▶ Problem to work on: Word for word, copy all the data and drop the pictures.

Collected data
::::
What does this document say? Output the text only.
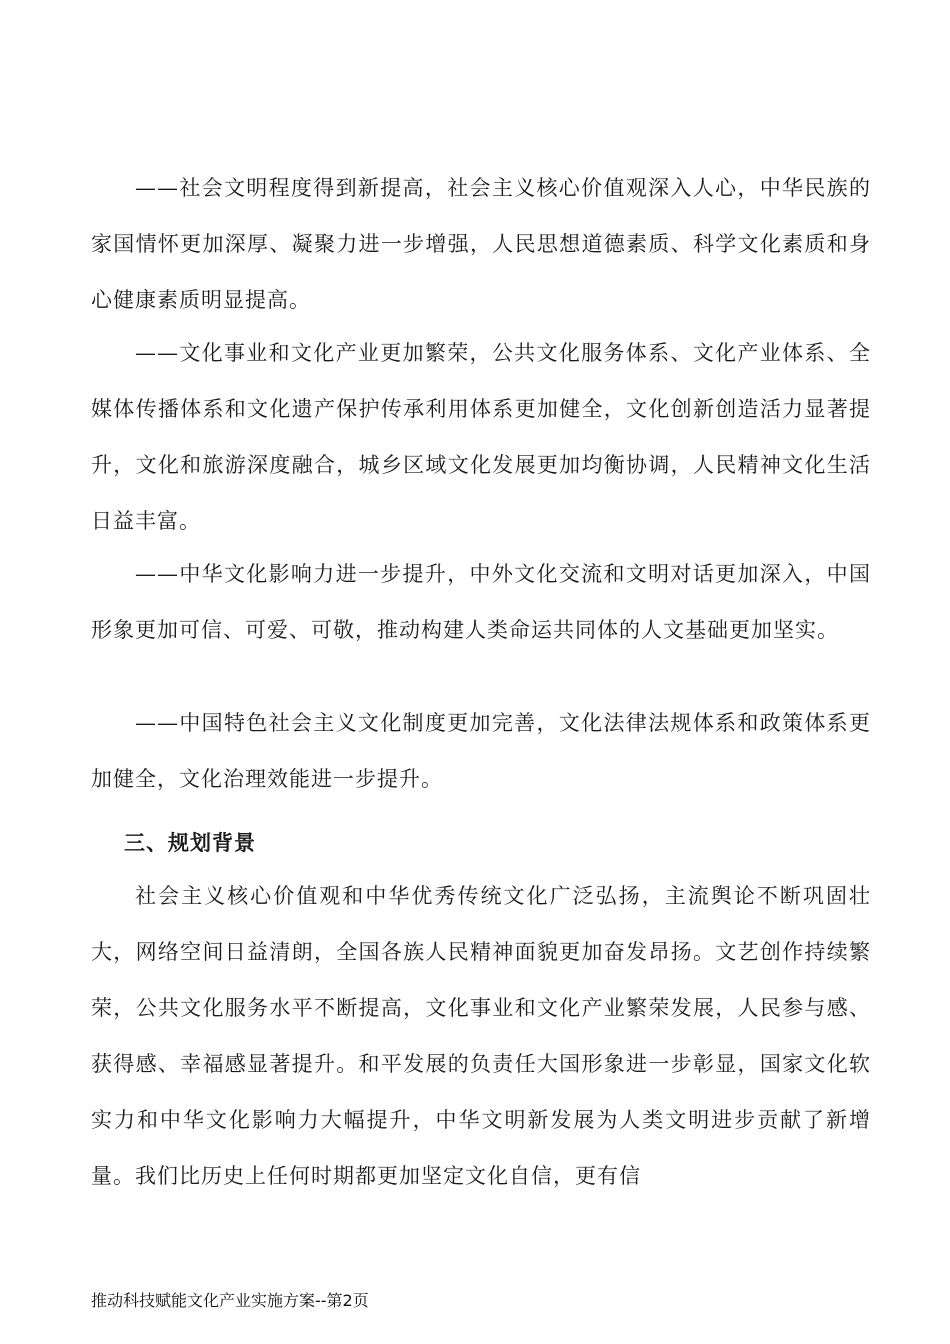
——社会文明程度得到新提高，社会主义核心价值观深入人心，中华民族的家国情怀更加深厚、凝聚力进一步增强，人民思想道德素质、科学文化素质和身心健康素质明显提高。

——文化事业和文化产业更加繁荣，公共文化服务体系、文化产业体系、全媒体传播体系和文化遗产保护传承利用体系更加健全，文化创新创造活力显著提升，文化和旅游深度融合，城乡区域文化发展更加均衡协调，人民精神文化生活日益丰富。

——中华文化影响力进一步提升，中外文化交流和文明对话更加深入，中国形象更加可信、可爱、可敬，推动构建人类命运共同体的人文基础更加坚实。

——中国特色社会主义文化制度更加完善，文化法律法规体系和政策体系更加健全，文化治理效能进一步提升。

三、规划背景

社会主义核心价值观和中华优秀传统文化广泛弘扬，主流舆论不断巩固壮大，网络空间日益清朗，全国各族人民精神面貌更加奋发昂扬。文艺创作持续繁荣，公共文化服务水平不断提高，文化事业和文化产业繁荣发展，人民参与感、获得感、幸福感显著提升。和平发展的负责任大国形象进一步彰显，国家文化软实力和中华文化影响力大幅提升，中华文明新发展为人类文明进步贡献了新增量。我们比历史上任何时期都更加坚定文化自信，更有信

推动科技赋能文化产业实施方案--第2页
::::
▶ Answer below:
What does this document say? Output the text only.
——社会文明程度得到新提高，社会主义核心价值观深入人心，中华民族的家国情怀更加深厚、凝聚力进一步增强，人民思想道德素质、科学文化素质和身心健康素质明显提高。

——文化事业和文化产业更加繁荣，公共文化服务体系、文化产业体系、全媒体传播体系和文化遗产保护传承利用体系更加健全，文化创新创造活力显著提升，文化和旅游深度融合，城乡区域文化发展更加均衡协调，人民精神文化生活日益丰富。

——中华文化影响力进一步提升，中外文化交流和文明对话更加深入，中国形象更加可信、可爱、可敬，推动构建人类命运共同体的人文基础更加坚实。

——中国特色社会主义文化制度更加完善，文化法律法规体系和政策体系更加健全，文化治理效能进一步提升。

三、规划背景

社会主义核心价值观和中华优秀传统文化广泛弘扬，主流舆论不断巩固壮大，网络空间日益清朗，全国各族人民精神面貌更加奋发昂扬。文艺创作持续繁荣，公共文化服务水平不断提高，文化事业和文化产业繁荣发展，人民参与感、获得感、幸福感显著提升。和平发展的负责任大国形象进一步彰显，国家文化软实力和中华文化影响力大幅提升，中华文明新发展为人类文明进步贡献了新增量。我们比历史上任何时期都更加坚定文化自信，更有信

推动科技赋能文化产业实施方案--第2页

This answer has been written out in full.